Request:
For the records that follow, return only the count of lines containing the string "color".
+--
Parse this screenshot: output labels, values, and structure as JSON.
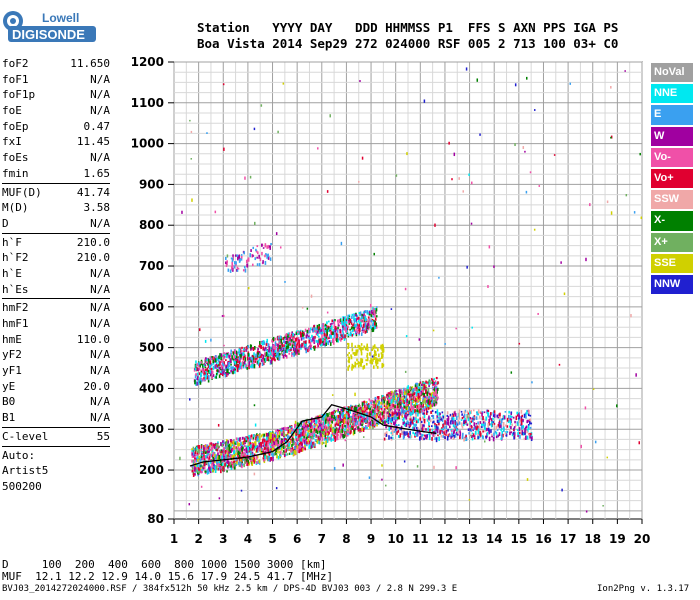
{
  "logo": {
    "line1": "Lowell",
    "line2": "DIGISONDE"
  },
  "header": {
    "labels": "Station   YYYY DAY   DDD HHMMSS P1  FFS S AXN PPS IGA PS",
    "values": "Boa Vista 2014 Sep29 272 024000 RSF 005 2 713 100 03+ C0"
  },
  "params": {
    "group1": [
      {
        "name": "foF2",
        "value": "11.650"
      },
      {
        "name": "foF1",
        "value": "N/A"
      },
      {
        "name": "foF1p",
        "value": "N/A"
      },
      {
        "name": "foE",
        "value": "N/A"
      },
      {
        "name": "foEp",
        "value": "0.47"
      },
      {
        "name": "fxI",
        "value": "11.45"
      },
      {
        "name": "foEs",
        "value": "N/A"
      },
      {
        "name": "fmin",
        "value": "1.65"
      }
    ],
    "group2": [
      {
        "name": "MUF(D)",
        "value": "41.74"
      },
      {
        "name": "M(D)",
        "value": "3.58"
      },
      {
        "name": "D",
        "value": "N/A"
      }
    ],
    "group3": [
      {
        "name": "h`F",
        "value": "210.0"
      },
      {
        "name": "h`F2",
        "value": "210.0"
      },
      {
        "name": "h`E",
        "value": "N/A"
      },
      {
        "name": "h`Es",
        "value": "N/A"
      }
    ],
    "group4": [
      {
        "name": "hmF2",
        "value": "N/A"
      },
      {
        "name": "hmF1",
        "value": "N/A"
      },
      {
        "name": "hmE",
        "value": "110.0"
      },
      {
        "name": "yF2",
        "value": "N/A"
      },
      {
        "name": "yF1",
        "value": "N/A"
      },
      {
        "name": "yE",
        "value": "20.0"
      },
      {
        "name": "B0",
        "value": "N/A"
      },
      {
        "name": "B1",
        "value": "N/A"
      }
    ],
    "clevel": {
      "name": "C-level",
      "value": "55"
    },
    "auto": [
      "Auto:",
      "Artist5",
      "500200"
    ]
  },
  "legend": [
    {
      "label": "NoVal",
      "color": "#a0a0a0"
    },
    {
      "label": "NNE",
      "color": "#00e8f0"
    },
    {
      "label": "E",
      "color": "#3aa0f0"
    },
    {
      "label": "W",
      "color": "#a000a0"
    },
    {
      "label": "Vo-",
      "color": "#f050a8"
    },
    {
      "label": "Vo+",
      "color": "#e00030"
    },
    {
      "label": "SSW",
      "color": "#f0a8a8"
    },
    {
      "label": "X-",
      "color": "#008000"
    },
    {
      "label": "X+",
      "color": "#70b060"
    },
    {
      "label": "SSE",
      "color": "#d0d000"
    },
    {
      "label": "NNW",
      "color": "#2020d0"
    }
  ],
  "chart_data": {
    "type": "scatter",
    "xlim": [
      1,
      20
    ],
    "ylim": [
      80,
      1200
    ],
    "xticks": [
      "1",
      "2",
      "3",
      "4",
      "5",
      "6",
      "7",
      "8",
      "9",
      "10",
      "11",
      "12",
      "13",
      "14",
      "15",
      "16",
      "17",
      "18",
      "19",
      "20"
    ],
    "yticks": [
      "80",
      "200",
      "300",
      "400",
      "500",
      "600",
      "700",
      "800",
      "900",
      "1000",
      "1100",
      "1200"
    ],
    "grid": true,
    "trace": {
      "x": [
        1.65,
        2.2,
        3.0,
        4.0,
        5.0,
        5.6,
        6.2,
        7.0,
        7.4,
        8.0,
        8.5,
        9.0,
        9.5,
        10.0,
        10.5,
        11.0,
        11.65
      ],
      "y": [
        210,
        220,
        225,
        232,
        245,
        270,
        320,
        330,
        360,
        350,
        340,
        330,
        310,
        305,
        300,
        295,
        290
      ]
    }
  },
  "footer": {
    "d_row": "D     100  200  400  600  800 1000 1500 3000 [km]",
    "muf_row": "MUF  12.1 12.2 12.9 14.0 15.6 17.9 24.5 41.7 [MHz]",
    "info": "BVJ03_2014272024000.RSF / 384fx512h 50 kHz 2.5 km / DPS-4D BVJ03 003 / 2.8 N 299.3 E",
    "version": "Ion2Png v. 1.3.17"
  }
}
+--
Result of this exercise:
11